Records contained in a dataset:
:::
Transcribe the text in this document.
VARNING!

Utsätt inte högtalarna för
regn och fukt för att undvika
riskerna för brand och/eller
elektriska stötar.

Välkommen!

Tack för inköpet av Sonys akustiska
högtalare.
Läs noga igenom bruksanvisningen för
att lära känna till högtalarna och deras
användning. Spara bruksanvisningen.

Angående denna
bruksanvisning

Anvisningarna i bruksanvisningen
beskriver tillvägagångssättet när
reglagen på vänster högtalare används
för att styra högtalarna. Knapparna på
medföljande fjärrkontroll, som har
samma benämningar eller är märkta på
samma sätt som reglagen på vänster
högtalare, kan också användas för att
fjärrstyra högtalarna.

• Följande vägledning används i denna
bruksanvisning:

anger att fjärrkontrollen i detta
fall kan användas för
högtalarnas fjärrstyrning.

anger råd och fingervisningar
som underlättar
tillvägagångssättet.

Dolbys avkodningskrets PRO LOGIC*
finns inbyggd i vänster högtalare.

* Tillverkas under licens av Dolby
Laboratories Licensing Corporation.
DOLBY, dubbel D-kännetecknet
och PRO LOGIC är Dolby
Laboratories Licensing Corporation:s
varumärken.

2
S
:::
Your goal: What is the number of lines in the data holding the word "användas"? Reply with that number only.

Exercise result: 2